Write out the data again in full, exactly as it reads.

BEGIN

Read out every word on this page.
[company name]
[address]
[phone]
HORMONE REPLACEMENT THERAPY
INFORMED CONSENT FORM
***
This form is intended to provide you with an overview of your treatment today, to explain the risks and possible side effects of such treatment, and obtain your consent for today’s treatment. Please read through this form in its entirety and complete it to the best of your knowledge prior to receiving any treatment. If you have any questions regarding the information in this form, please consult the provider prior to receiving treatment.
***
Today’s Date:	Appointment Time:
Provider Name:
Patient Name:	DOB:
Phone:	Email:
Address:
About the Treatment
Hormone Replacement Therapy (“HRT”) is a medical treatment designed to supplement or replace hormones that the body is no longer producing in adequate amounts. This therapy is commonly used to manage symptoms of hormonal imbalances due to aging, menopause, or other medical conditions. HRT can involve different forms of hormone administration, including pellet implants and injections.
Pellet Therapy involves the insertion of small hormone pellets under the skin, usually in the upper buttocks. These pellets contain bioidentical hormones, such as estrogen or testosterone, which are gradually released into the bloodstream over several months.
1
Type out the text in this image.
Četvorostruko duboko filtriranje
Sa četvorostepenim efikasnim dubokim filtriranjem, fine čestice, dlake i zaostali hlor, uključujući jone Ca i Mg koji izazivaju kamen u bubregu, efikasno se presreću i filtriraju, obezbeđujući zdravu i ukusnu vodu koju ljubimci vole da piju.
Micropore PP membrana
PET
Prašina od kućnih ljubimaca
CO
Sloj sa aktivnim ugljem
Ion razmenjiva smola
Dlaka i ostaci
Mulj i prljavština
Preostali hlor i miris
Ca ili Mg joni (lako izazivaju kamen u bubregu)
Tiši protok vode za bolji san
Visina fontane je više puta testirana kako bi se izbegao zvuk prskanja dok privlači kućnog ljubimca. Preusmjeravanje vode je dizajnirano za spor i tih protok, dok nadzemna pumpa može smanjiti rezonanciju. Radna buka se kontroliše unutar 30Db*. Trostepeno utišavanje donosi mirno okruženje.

END

— THE RESPONSE —
Read out every word on this page.
[company name]
[address]
[phone]
HORMONE REPLACEMENT THERAPY
INFORMED CONSENT FORM
***
This form is intended to provide you with an overview of your treatment today, to explain the risks and possible side effects of such treatment, and obtain your consent for today’s treatment. Please read through this form in its entirety and complete it to the best of your knowledge prior to receiving any treatment. If you have any questions regarding the information in this form, please consult the provider prior to receiving treatment.
***
Today’s Date:	Appointment Time:
Provider Name:
Patient Name:	DOB:
Phone:	Email:
Address:
About the Treatment
Hormone Replacement Therapy (“HRT”) is a medical treatment designed to supplement or replace hormones that the body is no longer producing in adequate amounts. This therapy is commonly used to manage symptoms of hormonal imbalances due to aging, menopause, or other medical conditions. HRT can involve different forms of hormone administration, including pellet implants and injections.
Pellet Therapy involves the insertion of small hormone pellets under the skin, usually in the upper buttocks. These pellets contain bioidentical hormones, such as estrogen or testosterone, which are gradually released into the bloodstream over several months.
1
Type out the text in this image.
Četvorostruko duboko filtriranje
Sa četvorostepenim efikasnim dubokim filtriranjem, fine čestice, dlake i zaostali hlor, uključujući jone Ca i Mg koji izazivaju kamen u bubregu, efikasno se presreću i filtriraju, obezbeđujući zdravu i ukusnu vodu koju ljubimci vole da piju.
Micropore PP membrana
PET
Prašina od kućnih ljubimaca
CO
Sloj sa aktivnim ugljem
Ion razmenjiva smola
Dlaka i ostaci
Mulj i prljavština
Preostali hlor i miris
Ca ili Mg joni (lako izazivaju kamen u bubregu)
Tiši protok vode za bolji san
Visina fontane je više puta testirana kako bi se izbegao zvuk prskanja dok privlači kućnog ljubimca. Preusmjeravanje vode je dizajnirano za spor i tih protok, dok nadzemna pumpa može smanjiti rezonanciju. Radna buka se kontroliše unutar 30Db*. Trostepeno utišavanje donosi mirno okruženje.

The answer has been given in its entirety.